Short exercise
List every line in this data where the string "have" occurs.

Data shown
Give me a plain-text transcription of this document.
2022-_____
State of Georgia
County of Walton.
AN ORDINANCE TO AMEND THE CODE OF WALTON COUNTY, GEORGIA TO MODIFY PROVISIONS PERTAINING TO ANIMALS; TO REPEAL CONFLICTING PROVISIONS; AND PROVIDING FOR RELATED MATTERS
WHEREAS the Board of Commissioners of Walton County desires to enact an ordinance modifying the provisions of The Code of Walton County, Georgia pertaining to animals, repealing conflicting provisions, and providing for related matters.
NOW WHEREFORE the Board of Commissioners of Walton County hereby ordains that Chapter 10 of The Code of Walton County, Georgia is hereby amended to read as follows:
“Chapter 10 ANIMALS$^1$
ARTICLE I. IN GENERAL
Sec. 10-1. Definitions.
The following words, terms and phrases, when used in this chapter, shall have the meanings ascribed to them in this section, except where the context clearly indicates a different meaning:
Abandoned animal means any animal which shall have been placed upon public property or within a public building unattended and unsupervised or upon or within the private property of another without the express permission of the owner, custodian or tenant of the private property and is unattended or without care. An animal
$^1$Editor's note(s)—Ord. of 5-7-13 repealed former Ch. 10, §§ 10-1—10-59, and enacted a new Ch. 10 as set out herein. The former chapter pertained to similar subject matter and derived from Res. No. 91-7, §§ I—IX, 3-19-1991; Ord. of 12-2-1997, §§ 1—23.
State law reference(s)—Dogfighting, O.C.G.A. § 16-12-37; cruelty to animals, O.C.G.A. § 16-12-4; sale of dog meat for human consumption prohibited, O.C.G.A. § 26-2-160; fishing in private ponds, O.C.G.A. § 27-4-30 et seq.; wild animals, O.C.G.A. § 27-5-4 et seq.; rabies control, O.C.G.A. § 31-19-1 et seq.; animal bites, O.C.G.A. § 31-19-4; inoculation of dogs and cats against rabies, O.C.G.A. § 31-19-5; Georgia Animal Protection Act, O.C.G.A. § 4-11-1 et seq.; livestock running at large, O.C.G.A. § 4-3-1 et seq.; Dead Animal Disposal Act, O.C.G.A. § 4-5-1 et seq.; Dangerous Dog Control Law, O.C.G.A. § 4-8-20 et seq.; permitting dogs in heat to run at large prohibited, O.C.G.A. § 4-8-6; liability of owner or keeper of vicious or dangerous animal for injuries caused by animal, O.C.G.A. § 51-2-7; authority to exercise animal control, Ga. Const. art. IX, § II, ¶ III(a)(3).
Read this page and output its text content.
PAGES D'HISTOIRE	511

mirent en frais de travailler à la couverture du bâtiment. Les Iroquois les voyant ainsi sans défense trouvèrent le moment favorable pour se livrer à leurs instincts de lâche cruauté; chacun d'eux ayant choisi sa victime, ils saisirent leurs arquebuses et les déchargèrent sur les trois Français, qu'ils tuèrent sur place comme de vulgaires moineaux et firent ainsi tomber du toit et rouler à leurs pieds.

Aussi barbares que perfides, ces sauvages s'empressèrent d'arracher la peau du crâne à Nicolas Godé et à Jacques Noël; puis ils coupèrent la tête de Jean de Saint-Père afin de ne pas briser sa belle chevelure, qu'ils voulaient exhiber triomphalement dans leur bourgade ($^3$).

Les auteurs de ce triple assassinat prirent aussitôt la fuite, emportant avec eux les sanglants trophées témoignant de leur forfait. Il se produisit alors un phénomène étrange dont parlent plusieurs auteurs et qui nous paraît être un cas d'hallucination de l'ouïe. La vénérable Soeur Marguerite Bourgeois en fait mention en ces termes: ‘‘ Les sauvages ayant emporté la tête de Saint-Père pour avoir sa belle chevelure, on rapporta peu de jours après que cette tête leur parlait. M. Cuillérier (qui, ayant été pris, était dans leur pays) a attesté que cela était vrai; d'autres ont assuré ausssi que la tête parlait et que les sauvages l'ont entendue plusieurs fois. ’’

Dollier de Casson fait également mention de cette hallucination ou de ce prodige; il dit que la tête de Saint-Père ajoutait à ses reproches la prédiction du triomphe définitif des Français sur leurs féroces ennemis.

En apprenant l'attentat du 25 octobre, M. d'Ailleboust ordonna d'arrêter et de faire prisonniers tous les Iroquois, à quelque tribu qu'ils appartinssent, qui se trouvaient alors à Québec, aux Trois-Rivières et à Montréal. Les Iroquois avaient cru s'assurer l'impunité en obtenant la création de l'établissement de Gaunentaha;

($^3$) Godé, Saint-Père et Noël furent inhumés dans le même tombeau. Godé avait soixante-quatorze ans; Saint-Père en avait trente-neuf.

Exercise answer
The following words, terms and phrases, when used in this chapter, shall have the meanings ascribed to them in this section, except where the context clearly indicates a different meaning:
Abandoned animal means any animal which shall have been placed upon public property or within a public building unattended and unsupervised or upon or within the private property of another without the express permission of the owner, custodian or tenant of the private property and is unattended or without care. An animal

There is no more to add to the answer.